== Data supplied ==

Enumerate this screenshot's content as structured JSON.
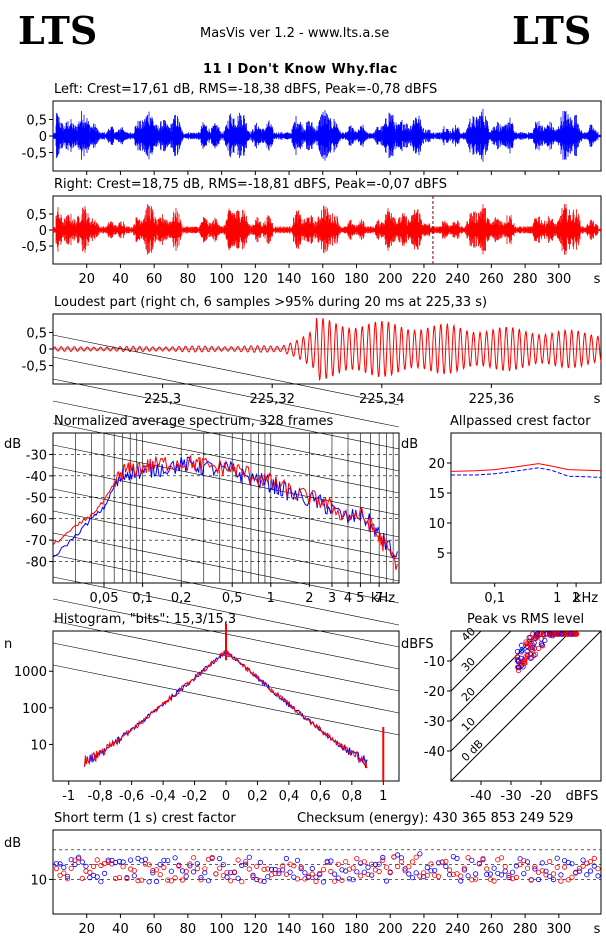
{
  "header": {
    "logo_left": "LTS",
    "logo_right": "LTS",
    "app_title": "MasVis ver 1.2 - www.lts.a.se",
    "file_name": "11 I Don't Know Why.flac"
  },
  "colors": {
    "left": "#0000ff",
    "right": "#ff0000",
    "axis": "#000000"
  },
  "panels": {
    "left_wave": {
      "title": "Left: Crest=17,61 dB, RMS=-18,38 dBFS, Peak=-0,78 dBFS"
    },
    "right_wave": {
      "title": "Right: Crest=18,75 dB, RMS=-18,81 dBFS, Peak=-0,07 dBFS"
    },
    "loudest": {
      "title": "Loudest part (right ch, 6 samples >95% during 20 ms at 225,33 s)"
    },
    "spectrum": {
      "title": "Normalized average spectrum, 328 frames",
      "ylabel": "dB",
      "xunit": "kHz"
    },
    "allpass": {
      "title": "Allpassed crest factor",
      "ylabel": "dB",
      "xunit": "kHz"
    },
    "histogram": {
      "title": "Histogram, \"bits\": 15,3/15,3",
      "ylabel": "n"
    },
    "peak_rms": {
      "title": "Peak vs RMS level",
      "ylabel": "dBFS",
      "xunit": "dBFS"
    },
    "short_crest": {
      "title": "Short term (1 s) crest factor",
      "ylabel": "dB",
      "checksum": "Checksum (energy):   430 365 853 249 529"
    }
  },
  "chart_data": [
    {
      "id": "left_wave",
      "type": "line",
      "title": "Left: Crest=17,61 dB, RMS=-18,38 dBFS, Peak=-0,78 dBFS",
      "xlim": [
        0,
        325
      ],
      "ylim": [
        -1,
        1
      ],
      "yticks": [
        "0,5",
        "0",
        "-0,5"
      ],
      "series": [
        {
          "name": "Left",
          "color": "#0000ff"
        }
      ]
    },
    {
      "id": "right_wave",
      "type": "line",
      "title": "Right: Crest=18,75 dB, RMS=-18,81 dBFS, Peak=-0,07 dBFS",
      "xlim": [
        0,
        325
      ],
      "ylim": [
        -1,
        1
      ],
      "yticks": [
        "0,5",
        "0",
        "-0,5"
      ],
      "xticks": [
        "20",
        "40",
        "60",
        "80",
        "100",
        "120",
        "140",
        "160",
        "180",
        "200",
        "220",
        "240",
        "260",
        "280",
        "300"
      ],
      "xunit": "s",
      "marker_x": 225.33,
      "series": [
        {
          "name": "Right",
          "color": "#ff0000"
        }
      ]
    },
    {
      "id": "loudest",
      "type": "line",
      "title": "Loudest part (right ch, 6 samples >95% during 20 ms at 225,33 s)",
      "xlim": [
        225.28,
        225.38
      ],
      "ylim": [
        -1,
        1
      ],
      "yticks": [
        "0,5",
        "0",
        "-0,5"
      ],
      "xticks": [
        "225,3",
        "225,32",
        "225,34",
        "225,36"
      ],
      "xunit": "s"
    },
    {
      "id": "spectrum",
      "type": "line",
      "title": "Normalized average spectrum, 328 frames",
      "ylabel": "dB",
      "xunit": "kHz",
      "yticks": [
        "-30",
        "-40",
        "-50",
        "-60",
        "-70",
        "-80"
      ],
      "xticks": [
        "0,05",
        "0,1",
        "0,2",
        "0,5",
        "1",
        "2",
        "3",
        "4",
        "5",
        "7"
      ],
      "x_khz": [
        0.02,
        0.03,
        0.04,
        0.05,
        0.06,
        0.07,
        0.08,
        0.1,
        0.12,
        0.15,
        0.2,
        0.25,
        0.3,
        0.4,
        0.5,
        0.6,
        0.8,
        1,
        1.2,
        1.5,
        2,
        2.5,
        3,
        4,
        5,
        6,
        7,
        8,
        10
      ],
      "series": [
        {
          "name": "Left",
          "color": "#0000ff",
          "values": [
            -78,
            -68,
            -60,
            -55,
            -45,
            -40,
            -38,
            -38,
            -37,
            -36,
            -35,
            -35,
            -36,
            -37,
            -37,
            -40,
            -42,
            -44,
            -46,
            -49,
            -51,
            -53,
            -56,
            -60,
            -58,
            -62,
            -68,
            -72,
            -80
          ]
        },
        {
          "name": "Right",
          "color": "#ff0000",
          "values": [
            -72,
            -64,
            -58,
            -52,
            -44,
            -38,
            -37,
            -36,
            -35,
            -34,
            -34,
            -34,
            -35,
            -36,
            -37,
            -38,
            -41,
            -43,
            -45,
            -48,
            -50,
            -52,
            -55,
            -59,
            -58,
            -63,
            -69,
            -74,
            -82
          ]
        }
      ]
    },
    {
      "id": "allpass",
      "type": "line",
      "title": "Allpassed crest factor",
      "ylabel": "dB",
      "xunit": "kHz",
      "yticks": [
        "20",
        "15",
        "10",
        "5"
      ],
      "xticks": [
        "0,1",
        "1",
        "2"
      ],
      "series": [
        {
          "name": "Left",
          "color": "#0000ff",
          "values": [
            18.0,
            18.0,
            18.2,
            18.6,
            19.2,
            18.8,
            17.8,
            17.7,
            17.6
          ]
        },
        {
          "name": "Right",
          "color": "#ff0000",
          "values": [
            18.6,
            18.7,
            18.9,
            19.3,
            19.9,
            19.5,
            18.9,
            18.8,
            18.7
          ]
        }
      ]
    },
    {
      "id": "histogram",
      "type": "line",
      "title": "Histogram, \"bits\": 15,3/15,3",
      "ylabel": "n",
      "yticks": [
        "1000",
        "100",
        "10"
      ],
      "xticks": [
        "-1",
        "-0,8",
        "-0,6",
        "-0,4",
        "-0,2",
        "0",
        "0,2",
        "0,4",
        "0,6",
        "0,8",
        "1"
      ]
    },
    {
      "id": "peak_rms",
      "type": "scatter",
      "title": "Peak vs RMS level",
      "ylabel": "dBFS",
      "xunit": "dBFS",
      "yticks": [
        "-10",
        "-20",
        "-30",
        "-40"
      ],
      "xticks": [
        "-40",
        "-30",
        "-20"
      ],
      "diag_labels": [
        "40",
        "30",
        "20",
        "10",
        "0 dB"
      ]
    },
    {
      "id": "short_crest",
      "type": "scatter",
      "title": "Short term (1 s) crest factor",
      "ylabel": "dB",
      "yticks": [
        "10"
      ],
      "xticks": [
        "20",
        "40",
        "60",
        "80",
        "100",
        "120",
        "140",
        "160",
        "180",
        "200",
        "220",
        "240",
        "260",
        "280",
        "300"
      ],
      "xunit": "s"
    }
  ]
}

===

→ **Written problem**
Every record gets retyped exactly; no picture goes into the copy.

→ **The result**
Enumerate this screenshot's content as structured JSON.
{
  "header": {
    "logo_left": "LTS",
    "logo_right": "LTS",
    "app_title": "MasVis ver 1.2 - www.lts.a.se",
    "file_name": "11 I Don't Know Why.flac"
  },
  "colors": {
    "left": "#0000ff",
    "right": "#ff0000",
    "axis": "#000000"
  },
  "panels": {
    "left_wave": {
      "title": "Left: Crest=17,61 dB, RMS=-18,38 dBFS, Peak=-0,78 dBFS"
    },
    "right_wave": {
      "title": "Right: Crest=18,75 dB, RMS=-18,81 dBFS, Peak=-0,07 dBFS"
    },
    "loudest": {
      "title": "Loudest part (right ch, 6 samples >95% during 20 ms at 225,33 s)"
    },
    "spectrum": {
      "title": "Normalized average spectrum, 328 frames",
      "ylabel": "dB",
      "xunit": "kHz"
    },
    "allpass": {
      "title": "Allpassed crest factor",
      "ylabel": "dB",
      "xunit": "kHz"
    },
    "histogram": {
      "title": "Histogram, \"bits\": 15,3/15,3",
      "ylabel": "n"
    },
    "peak_rms": {
      "title": "Peak vs RMS level",
      "ylabel": "dBFS",
      "xunit": "dBFS"
    },
    "short_crest": {
      "title": "Short term (1 s) crest factor",
      "ylabel": "dB",
      "checksum": "Checksum (energy):   430 365 853 249 529"
    }
  },
  "chart_data": [
    {
      "id": "left_wave",
      "type": "line",
      "title": "Left: Crest=17,61 dB, RMS=-18,38 dBFS, Peak=-0,78 dBFS",
      "xlim": [
        0,
        325
      ],
      "ylim": [
        -1,
        1
      ],
      "yticks": [
        "0,5",
        "0",
        "-0,5"
      ],
      "series": [
        {
          "name": "Left",
          "color": "#0000ff"
        }
      ]
    },
    {
      "id": "right_wave",
      "type": "line",
      "title": "Right: Crest=18,75 dB, RMS=-18,81 dBFS, Peak=-0,07 dBFS",
      "xlim": [
        0,
        325
      ],
      "ylim": [
        -1,
        1
      ],
      "yticks": [
        "0,5",
        "0",
        "-0,5"
      ],
      "xticks": [
        "20",
        "40",
        "60",
        "80",
        "100",
        "120",
        "140",
        "160",
        "180",
        "200",
        "220",
        "240",
        "260",
        "280",
        "300"
      ],
      "xunit": "s",
      "marker_x": 225.33,
      "series": [
        {
          "name": "Right",
          "color": "#ff0000"
        }
      ]
    },
    {
      "id": "loudest",
      "type": "line",
      "title": "Loudest part (right ch, 6 samples >95% during 20 ms at 225,33 s)",
      "xlim": [
        225.28,
        225.38
      ],
      "ylim": [
        -1,
        1
      ],
      "yticks": [
        "0,5",
        "0",
        "-0,5"
      ],
      "xticks": [
        "225,3",
        "225,32",
        "225,34",
        "225,36"
      ],
      "xunit": "s"
    },
    {
      "id": "spectrum",
      "type": "line",
      "title": "Normalized average spectrum, 328 frames",
      "ylabel": "dB",
      "xunit": "kHz",
      "yticks": [
        "-30",
        "-40",
        "-50",
        "-60",
        "-70",
        "-80"
      ],
      "xticks": [
        "0,05",
        "0,1",
        "0,2",
        "0,5",
        "1",
        "2",
        "3",
        "4",
        "5",
        "7"
      ],
      "x_khz": [
        0.02,
        0.03,
        0.04,
        0.05,
        0.06,
        0.07,
        0.08,
        0.1,
        0.12,
        0.15,
        0.2,
        0.25,
        0.3,
        0.4,
        0.5,
        0.6,
        0.8,
        1,
        1.2,
        1.5,
        2,
        2.5,
        3,
        4,
        5,
        6,
        7,
        8,
        10
      ],
      "series": [
        {
          "name": "Left",
          "color": "#0000ff",
          "values": [
            -78,
            -68,
            -60,
            -55,
            -45,
            -40,
            -38,
            -38,
            -37,
            -36,
            -35,
            -35,
            -36,
            -37,
            -37,
            -40,
            -42,
            -44,
            -46,
            -49,
            -51,
            -53,
            -56,
            -60,
            -58,
            -62,
            -68,
            -72,
            -80
          ]
        },
        {
          "name": "Right",
          "color": "#ff0000",
          "values": [
            -72,
            -64,
            -58,
            -52,
            -44,
            -38,
            -37,
            -36,
            -35,
            -34,
            -34,
            -34,
            -35,
            -36,
            -37,
            -38,
            -41,
            -43,
            -45,
            -48,
            -50,
            -52,
            -55,
            -59,
            -58,
            -63,
            -69,
            -74,
            -82
          ]
        }
      ]
    },
    {
      "id": "allpass",
      "type": "line",
      "title": "Allpassed crest factor",
      "ylabel": "dB",
      "xunit": "kHz",
      "yticks": [
        "20",
        "15",
        "10",
        "5"
      ],
      "xticks": [
        "0,1",
        "1",
        "2"
      ],
      "series": [
        {
          "name": "Left",
          "color": "#0000ff",
          "values": [
            18.0,
            18.0,
            18.2,
            18.6,
            19.2,
            18.8,
            17.8,
            17.7,
            17.6
          ]
        },
        {
          "name": "Right",
          "color": "#ff0000",
          "values": [
            18.6,
            18.7,
            18.9,
            19.3,
            19.9,
            19.5,
            18.9,
            18.8,
            18.7
          ]
        }
      ]
    },
    {
      "id": "histogram",
      "type": "line",
      "title": "Histogram, \"bits\": 15,3/15,3",
      "ylabel": "n",
      "yticks": [
        "1000",
        "100",
        "10"
      ],
      "xticks": [
        "-1",
        "-0,8",
        "-0,6",
        "-0,4",
        "-0,2",
        "0",
        "0,2",
        "0,4",
        "0,6",
        "0,8",
        "1"
      ]
    },
    {
      "id": "peak_rms",
      "type": "scatter",
      "title": "Peak vs RMS level",
      "ylabel": "dBFS",
      "xunit": "dBFS",
      "yticks": [
        "-10",
        "-20",
        "-30",
        "-40"
      ],
      "xticks": [
        "-40",
        "-30",
        "-20"
      ],
      "diag_labels": [
        "40",
        "30",
        "20",
        "10",
        "0 dB"
      ]
    },
    {
      "id": "short_crest",
      "type": "scatter",
      "title": "Short term (1 s) crest factor",
      "ylabel": "dB",
      "yticks": [
        "10"
      ],
      "xticks": [
        "20",
        "40",
        "60",
        "80",
        "100",
        "120",
        "140",
        "160",
        "180",
        "200",
        "220",
        "240",
        "260",
        "280",
        "300"
      ],
      "xunit": "s"
    }
  ]
}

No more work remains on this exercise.